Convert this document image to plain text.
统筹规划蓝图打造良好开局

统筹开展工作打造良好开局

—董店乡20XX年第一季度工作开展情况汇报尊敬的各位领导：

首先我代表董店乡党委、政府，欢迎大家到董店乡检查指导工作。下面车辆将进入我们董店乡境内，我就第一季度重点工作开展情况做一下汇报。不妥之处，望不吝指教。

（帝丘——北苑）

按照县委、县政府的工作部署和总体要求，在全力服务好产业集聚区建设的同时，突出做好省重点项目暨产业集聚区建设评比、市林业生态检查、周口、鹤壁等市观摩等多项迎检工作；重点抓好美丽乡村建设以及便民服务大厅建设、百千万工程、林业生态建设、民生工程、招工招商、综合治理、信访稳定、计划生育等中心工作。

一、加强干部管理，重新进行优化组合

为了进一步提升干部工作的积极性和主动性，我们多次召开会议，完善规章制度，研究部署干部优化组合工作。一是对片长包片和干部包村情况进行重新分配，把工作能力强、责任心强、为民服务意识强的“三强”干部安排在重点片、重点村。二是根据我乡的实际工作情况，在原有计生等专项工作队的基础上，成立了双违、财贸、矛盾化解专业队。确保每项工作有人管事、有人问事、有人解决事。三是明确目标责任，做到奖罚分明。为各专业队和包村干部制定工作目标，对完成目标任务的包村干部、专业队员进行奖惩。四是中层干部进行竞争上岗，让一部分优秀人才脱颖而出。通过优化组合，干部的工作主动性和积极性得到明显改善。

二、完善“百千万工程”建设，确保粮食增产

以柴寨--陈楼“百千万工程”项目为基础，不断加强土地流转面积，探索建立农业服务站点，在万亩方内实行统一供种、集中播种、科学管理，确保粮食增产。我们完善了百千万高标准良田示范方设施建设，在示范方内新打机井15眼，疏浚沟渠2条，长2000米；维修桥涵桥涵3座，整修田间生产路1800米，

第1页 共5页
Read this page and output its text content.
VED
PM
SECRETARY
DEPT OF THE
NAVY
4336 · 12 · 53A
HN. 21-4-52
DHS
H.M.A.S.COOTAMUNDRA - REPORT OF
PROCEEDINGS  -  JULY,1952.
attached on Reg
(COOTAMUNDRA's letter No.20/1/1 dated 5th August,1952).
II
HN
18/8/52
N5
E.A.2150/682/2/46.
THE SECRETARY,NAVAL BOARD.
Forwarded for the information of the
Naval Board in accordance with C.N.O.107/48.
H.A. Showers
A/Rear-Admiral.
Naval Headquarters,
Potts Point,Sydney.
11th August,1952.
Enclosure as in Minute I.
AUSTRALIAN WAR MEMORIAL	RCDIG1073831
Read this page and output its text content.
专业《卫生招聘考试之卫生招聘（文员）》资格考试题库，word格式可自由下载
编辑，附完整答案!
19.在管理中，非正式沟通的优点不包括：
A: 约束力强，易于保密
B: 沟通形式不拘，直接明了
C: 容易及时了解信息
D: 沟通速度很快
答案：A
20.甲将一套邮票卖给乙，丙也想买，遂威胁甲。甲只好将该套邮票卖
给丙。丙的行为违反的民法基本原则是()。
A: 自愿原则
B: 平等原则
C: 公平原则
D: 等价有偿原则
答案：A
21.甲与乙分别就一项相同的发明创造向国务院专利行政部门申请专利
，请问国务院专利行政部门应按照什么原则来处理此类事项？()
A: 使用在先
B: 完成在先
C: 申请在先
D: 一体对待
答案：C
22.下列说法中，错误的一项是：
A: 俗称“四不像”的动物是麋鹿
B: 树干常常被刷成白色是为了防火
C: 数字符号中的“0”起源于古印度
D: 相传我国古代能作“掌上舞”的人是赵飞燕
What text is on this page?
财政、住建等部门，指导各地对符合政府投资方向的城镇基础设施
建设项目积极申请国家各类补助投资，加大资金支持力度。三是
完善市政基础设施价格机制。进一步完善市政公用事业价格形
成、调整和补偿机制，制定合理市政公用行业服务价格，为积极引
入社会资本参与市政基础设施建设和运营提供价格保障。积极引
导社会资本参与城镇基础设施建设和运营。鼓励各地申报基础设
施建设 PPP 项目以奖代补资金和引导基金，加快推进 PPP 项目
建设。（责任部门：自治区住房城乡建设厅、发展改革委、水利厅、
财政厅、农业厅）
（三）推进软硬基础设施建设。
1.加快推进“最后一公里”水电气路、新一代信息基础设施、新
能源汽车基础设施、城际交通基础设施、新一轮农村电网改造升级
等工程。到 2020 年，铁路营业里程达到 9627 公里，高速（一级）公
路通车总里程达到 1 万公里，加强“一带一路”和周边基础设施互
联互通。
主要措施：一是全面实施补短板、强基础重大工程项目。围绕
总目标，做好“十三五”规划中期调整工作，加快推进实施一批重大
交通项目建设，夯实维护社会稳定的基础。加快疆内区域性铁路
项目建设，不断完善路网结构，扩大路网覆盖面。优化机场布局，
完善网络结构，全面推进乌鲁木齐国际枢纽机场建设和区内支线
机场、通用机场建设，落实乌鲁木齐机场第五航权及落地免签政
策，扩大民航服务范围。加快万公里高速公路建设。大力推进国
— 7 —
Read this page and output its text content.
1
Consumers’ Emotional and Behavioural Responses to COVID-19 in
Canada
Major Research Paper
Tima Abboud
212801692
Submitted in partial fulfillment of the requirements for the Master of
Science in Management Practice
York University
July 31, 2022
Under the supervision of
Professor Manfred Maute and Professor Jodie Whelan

::::::

THE PROBLEM: The records above are to be repeated exactly, in their entirety.

SOLUTION FOR THIS EXERCISE:
Convert this document image to plain text.
统筹规划蓝图打造良好开局

统筹开展工作打造良好开局

—董店乡20XX年第一季度工作开展情况汇报尊敬的各位领导：

首先我代表董店乡党委、政府，欢迎大家到董店乡检查指导工作。下面车辆将进入我们董店乡境内，我就第一季度重点工作开展情况做一下汇报。不妥之处，望不吝指教。

（帝丘——北苑）

按照县委、县政府的工作部署和总体要求，在全力服务好产业集聚区建设的同时，突出做好省重点项目暨产业集聚区建设评比、市林业生态检查、周口、鹤壁等市观摩等多项迎检工作；重点抓好美丽乡村建设以及便民服务大厅建设、百千万工程、林业生态建设、民生工程、招工招商、综合治理、信访稳定、计划生育等中心工作。

一、加强干部管理，重新进行优化组合

为了进一步提升干部工作的积极性和主动性，我们多次召开会议，完善规章制度，研究部署干部优化组合工作。一是对片长包片和干部包村情况进行重新分配，把工作能力强、责任心强、为民服务意识强的“三强”干部安排在重点片、重点村。二是根据我乡的实际工作情况，在原有计生等专项工作队的基础上，成立了双违、财贸、矛盾化解专业队。确保每项工作有人管事、有人问事、有人解决事。三是明确目标责任，做到奖罚分明。为各专业队和包村干部制定工作目标，对完成目标任务的包村干部、专业队员进行奖惩。四是中层干部进行竞争上岗，让一部分优秀人才脱颖而出。通过优化组合，干部的工作主动性和积极性得到明显改善。

二、完善“百千万工程”建设，确保粮食增产

以柴寨--陈楼“百千万工程”项目为基础，不断加强土地流转面积，探索建立农业服务站点，在万亩方内实行统一供种、集中播种、科学管理，确保粮食增产。我们完善了百千万高标准良田示范方设施建设，在示范方内新打机井15眼，疏浚沟渠2条，长2000米；维修桥涵桥涵3座，整修田间生产路1800米，

第1页 共5页
Read this page and output its text content.
VED
PM
SECRETARY
DEPT OF THE
NAVY
4336 · 12 · 53A
HN. 21-4-52
DHS
H.M.A.S.COOTAMUNDRA - REPORT OF
PROCEEDINGS  -  JULY,1952.
attached on Reg
(COOTAMUNDRA's letter No.20/1/1 dated 5th August,1952).
II
HN
18/8/52
N5
E.A.2150/682/2/46.
THE SECRETARY,NAVAL BOARD.
Forwarded for the information of the
Naval Board in accordance with C.N.O.107/48.
H.A. Showers
A/Rear-Admiral.
Naval Headquarters,
Potts Point,Sydney.
11th August,1952.
Enclosure as in Minute I.
AUSTRALIAN WAR MEMORIAL	RCDIG1073831
Read this page and output its text content.
专业《卫生招聘考试之卫生招聘（文员）》资格考试题库，word格式可自由下载
编辑，附完整答案!
19.在管理中，非正式沟通的优点不包括：
A: 约束力强，易于保密
B: 沟通形式不拘，直接明了
C: 容易及时了解信息
D: 沟通速度很快
答案：A
20.甲将一套邮票卖给乙，丙也想买，遂威胁甲。甲只好将该套邮票卖
给丙。丙的行为违反的民法基本原则是()。
A: 自愿原则
B: 平等原则
C: 公平原则
D: 等价有偿原则
答案：A
21.甲与乙分别就一项相同的发明创造向国务院专利行政部门申请专利
，请问国务院专利行政部门应按照什么原则来处理此类事项？()
A: 使用在先
B: 完成在先
C: 申请在先
D: 一体对待
答案：C
22.下列说法中，错误的一项是：
A: 俗称“四不像”的动物是麋鹿
B: 树干常常被刷成白色是为了防火
C: 数字符号中的“0”起源于古印度
D: 相传我国古代能作“掌上舞”的人是赵飞燕
What text is on this page?
财政、住建等部门，指导各地对符合政府投资方向的城镇基础设施
建设项目积极申请国家各类补助投资，加大资金支持力度。三是
完善市政基础设施价格机制。进一步完善市政公用事业价格形
成、调整和补偿机制，制定合理市政公用行业服务价格，为积极引
入社会资本参与市政基础设施建设和运营提供价格保障。积极引
导社会资本参与城镇基础设施建设和运营。鼓励各地申报基础设
施建设 PPP 项目以奖代补资金和引导基金，加快推进 PPP 项目
建设。（责任部门：自治区住房城乡建设厅、发展改革委、水利厅、
财政厅、农业厅）
（三）推进软硬基础设施建设。
1.加快推进“最后一公里”水电气路、新一代信息基础设施、新
能源汽车基础设施、城际交通基础设施、新一轮农村电网改造升级
等工程。到 2020 年，铁路营业里程达到 9627 公里，高速（一级）公
路通车总里程达到 1 万公里，加强“一带一路”和周边基础设施互
联互通。
主要措施：一是全面实施补短板、强基础重大工程项目。围绕
总目标，做好“十三五”规划中期调整工作，加快推进实施一批重大
交通项目建设，夯实维护社会稳定的基础。加快疆内区域性铁路
项目建设，不断完善路网结构，扩大路网覆盖面。优化机场布局，
完善网络结构，全面推进乌鲁木齐国际枢纽机场建设和区内支线
机场、通用机场建设，落实乌鲁木齐机场第五航权及落地免签政
策，扩大民航服务范围。加快万公里高速公路建设。大力推进国
— 7 —
Read this page and output its text content.
1
Consumers’ Emotional and Behavioural Responses to COVID-19 in
Canada
Major Research Paper
Tima Abboud
212801692
Submitted in partial fulfillment of the requirements for the Master of
Science in Management Practice
York University
July 31, 2022
Under the supervision of
Professor Manfred Maute and Professor Jodie Whelan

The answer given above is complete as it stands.